State the number of lines in these records that include the word "Lapsed", and add nothing to it.

╭──

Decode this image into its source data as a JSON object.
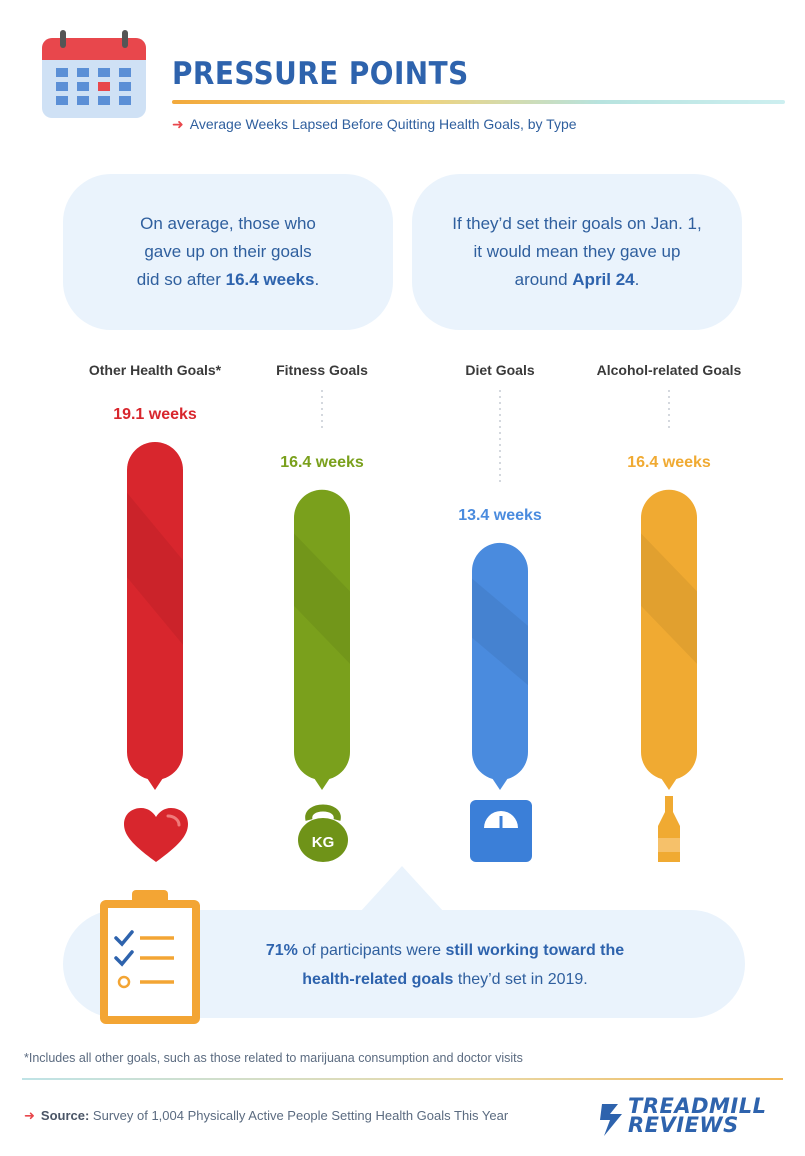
{
  "header": {
    "title": "PRESSURE POINTS",
    "subtitle": "Average Weeks Lapsed Before Quitting Health Goals, by Type"
  },
  "bubbles": {
    "left": {
      "line1": "On average, those who",
      "line2": "gave up on their goals",
      "line3_pre": "did so after ",
      "line3_bold": "16.4 weeks",
      "line3_post": "."
    },
    "right": {
      "line1": "If they’d set their goals on Jan. 1,",
      "line2": "it would mean they gave up",
      "line3_pre": "around ",
      "line3_bold": "April 24",
      "line3_post": "."
    }
  },
  "chart_data": {
    "type": "bar",
    "title": "PRESSURE POINTS",
    "subtitle": "Average Weeks Lapsed Before Quitting Health Goals, by Type",
    "categories": [
      "Other Health Goals*",
      "Fitness Goals",
      "Diet Goals",
      "Alcohol-related Goals"
    ],
    "values": [
      19.1,
      16.4,
      13.4,
      16.4
    ],
    "value_labels": [
      "19.1 weeks",
      "16.4 weeks",
      "13.4 weeks",
      "16.4 weeks"
    ],
    "unit": "weeks",
    "colors": [
      "#d8262d",
      "#7aa01c",
      "#4a8bde",
      "#f0aa32"
    ],
    "icons": [
      "heart-icon",
      "kettlebell-icon",
      "scale-icon",
      "bottle-icon"
    ],
    "ylim": [
      0,
      19.1
    ],
    "grid": false,
    "legend": "none"
  },
  "icons": {
    "kettlebell_text": "KG"
  },
  "callout": {
    "p1_bold": "71%",
    "p1": " of participants were ",
    "p2_bold": "still working toward the",
    "p3_bold": "health-related goals",
    "p3": " they’d set in 2019."
  },
  "footer": {
    "footnote": "*Includes all other goals, such as those related to marijuana consumption and doctor visits",
    "source_label": "Source:",
    "source_text": " Survey of 1,004 Physically Active People Setting Health Goals This Year",
    "logo_line1": "TREADMILL",
    "logo_line2": "REVIEWS"
  },
  "colors": {
    "title_blue": "#2e63ad",
    "accent_red": "#e8474c",
    "bubble_bg": "#eaf3fc"
  }
}
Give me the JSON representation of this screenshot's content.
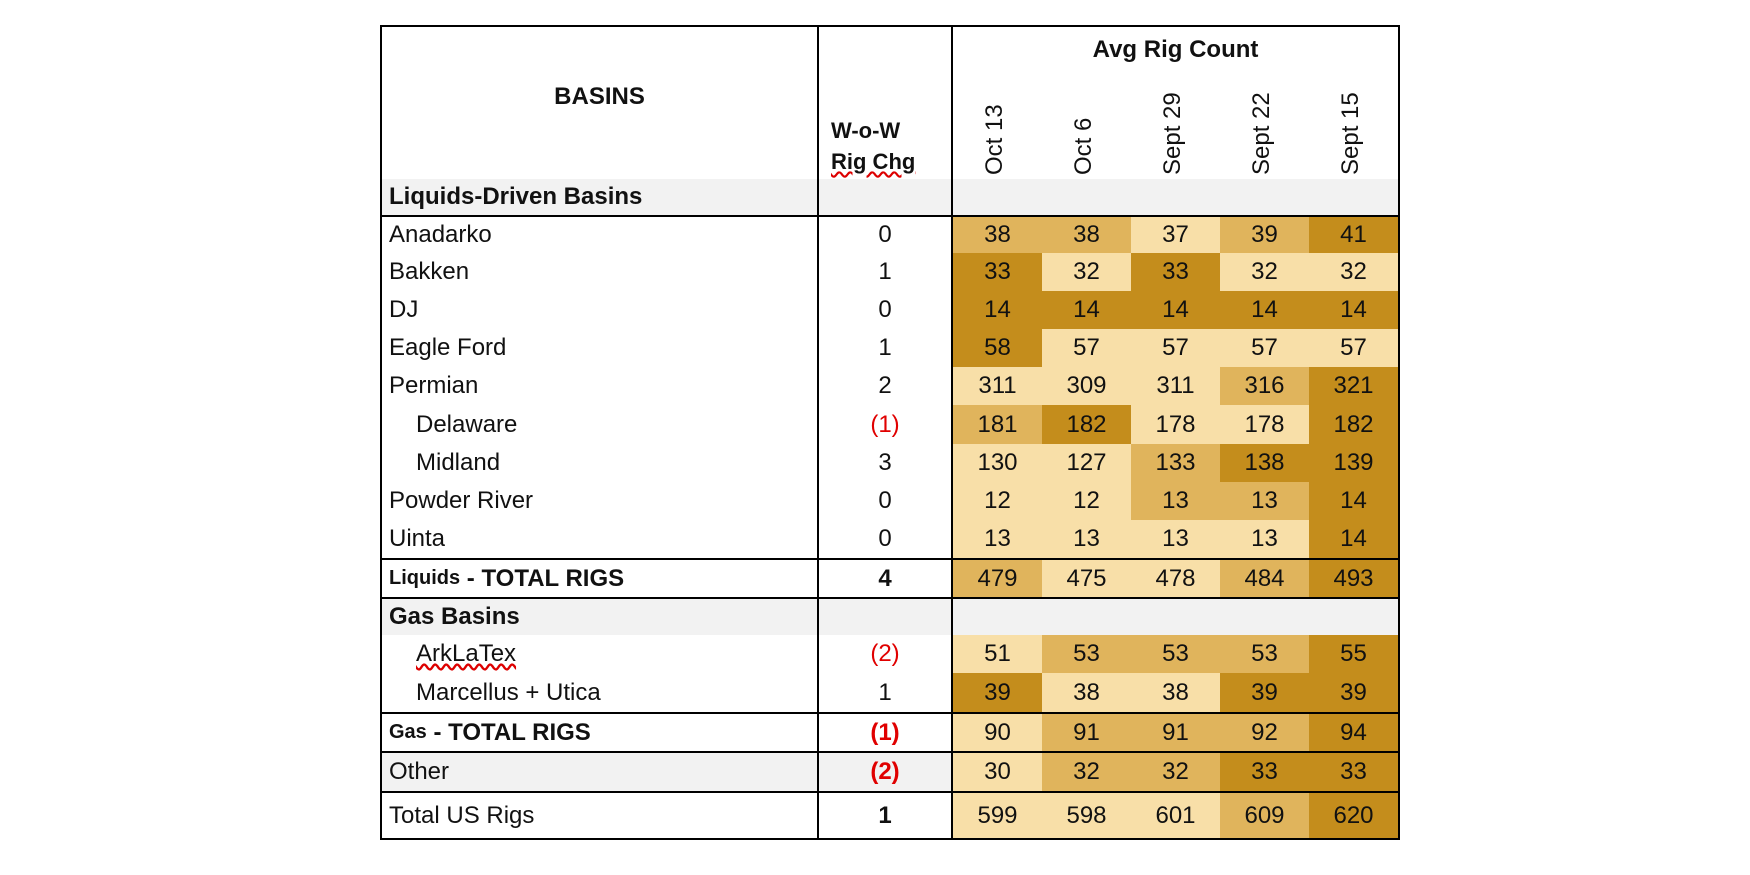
{
  "header": {
    "basins_label": "BASINS",
    "chg_label_line1": "W-o-W",
    "chg_label_line2": "Rig Chg",
    "avg_title": "Avg Rig Count",
    "dates": [
      "Oct 13",
      "Oct 6",
      "Sept 29",
      "Sept 22",
      "Sept 15"
    ]
  },
  "sections": {
    "liquids": "Liquids-Driven Basins",
    "gas": "Gas Basins"
  },
  "rows": {
    "anadarko": {
      "name": "Anadarko",
      "chg": "0",
      "vals": [
        "38",
        "38",
        "37",
        "39",
        "41"
      ]
    },
    "bakken": {
      "name": "Bakken",
      "chg": "1",
      "vals": [
        "33",
        "32",
        "33",
        "32",
        "32"
      ]
    },
    "dj": {
      "name": "DJ",
      "chg": "0",
      "vals": [
        "14",
        "14",
        "14",
        "14",
        "14"
      ]
    },
    "eagle_ford": {
      "name": "Eagle Ford",
      "chg": "1",
      "vals": [
        "58",
        "57",
        "57",
        "57",
        "57"
      ]
    },
    "permian": {
      "name": "Permian",
      "chg": "2",
      "vals": [
        "311",
        "309",
        "311",
        "316",
        "321"
      ]
    },
    "delaware": {
      "name": "Delaware",
      "chg": "(1)",
      "vals": [
        "181",
        "182",
        "178",
        "178",
        "182"
      ]
    },
    "midland": {
      "name": "Midland",
      "chg": "3",
      "vals": [
        "130",
        "127",
        "133",
        "138",
        "139"
      ]
    },
    "powder_river": {
      "name": "Powder River",
      "chg": "0",
      "vals": [
        "12",
        "12",
        "13",
        "13",
        "14"
      ]
    },
    "uinta": {
      "name": "Uinta",
      "chg": "0",
      "vals": [
        "13",
        "13",
        "13",
        "13",
        "14"
      ]
    },
    "liquids_total": {
      "name_small": "Liquids",
      "name_rest": " - TOTAL RIGS",
      "chg": "4",
      "vals": [
        "479",
        "475",
        "478",
        "484",
        "493"
      ]
    },
    "arklatex": {
      "name": "ArkLaTex",
      "chg": "(2)",
      "vals": [
        "51",
        "53",
        "53",
        "53",
        "55"
      ]
    },
    "marcellus": {
      "name": "Marcellus + Utica",
      "chg": "1",
      "vals": [
        "39",
        "38",
        "38",
        "39",
        "39"
      ]
    },
    "gas_total": {
      "name_small": "Gas",
      "name_rest": " - TOTAL RIGS",
      "chg": "(1)",
      "vals": [
        "90",
        "91",
        "91",
        "92",
        "94"
      ]
    },
    "other": {
      "name": "Other",
      "chg": "(2)",
      "vals": [
        "30",
        "32",
        "32",
        "33",
        "33"
      ]
    },
    "total_us": {
      "name": "Total US Rigs",
      "chg": "1",
      "vals": [
        "599",
        "598",
        "601",
        "609",
        "620"
      ]
    }
  },
  "colors": {
    "light": "#f8dfa8",
    "medium": "#e0b45c",
    "dark": "#c48d1c",
    "negative": "#e00000",
    "section_bg": "#f2f2f2"
  },
  "shading": {
    "anadarko": [
      "medium",
      "medium",
      "light",
      "medium",
      "dark"
    ],
    "bakken": [
      "dark",
      "light",
      "dark",
      "light",
      "light"
    ],
    "dj": [
      "dark",
      "dark",
      "dark",
      "dark",
      "dark"
    ],
    "eagle_ford": [
      "dark",
      "light",
      "light",
      "light",
      "light"
    ],
    "permian": [
      "light",
      "light",
      "light",
      "medium",
      "dark"
    ],
    "delaware": [
      "medium",
      "dark",
      "light",
      "light",
      "dark"
    ],
    "midland": [
      "light",
      "light",
      "medium",
      "dark",
      "dark"
    ],
    "powder_river": [
      "light",
      "light",
      "medium",
      "medium",
      "dark"
    ],
    "uinta": [
      "light",
      "light",
      "light",
      "light",
      "dark"
    ],
    "liquids_total": [
      "medium",
      "light",
      "light",
      "medium",
      "dark"
    ],
    "arklatex": [
      "light",
      "medium",
      "medium",
      "medium",
      "dark"
    ],
    "marcellus": [
      "dark",
      "light",
      "light",
      "dark",
      "dark"
    ],
    "gas_total": [
      "light",
      "medium",
      "medium",
      "medium",
      "dark"
    ],
    "other": [
      "light",
      "medium",
      "medium",
      "dark",
      "dark"
    ],
    "total_us": [
      "light",
      "light",
      "light",
      "medium",
      "dark"
    ]
  }
}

╰──

REPLY: 2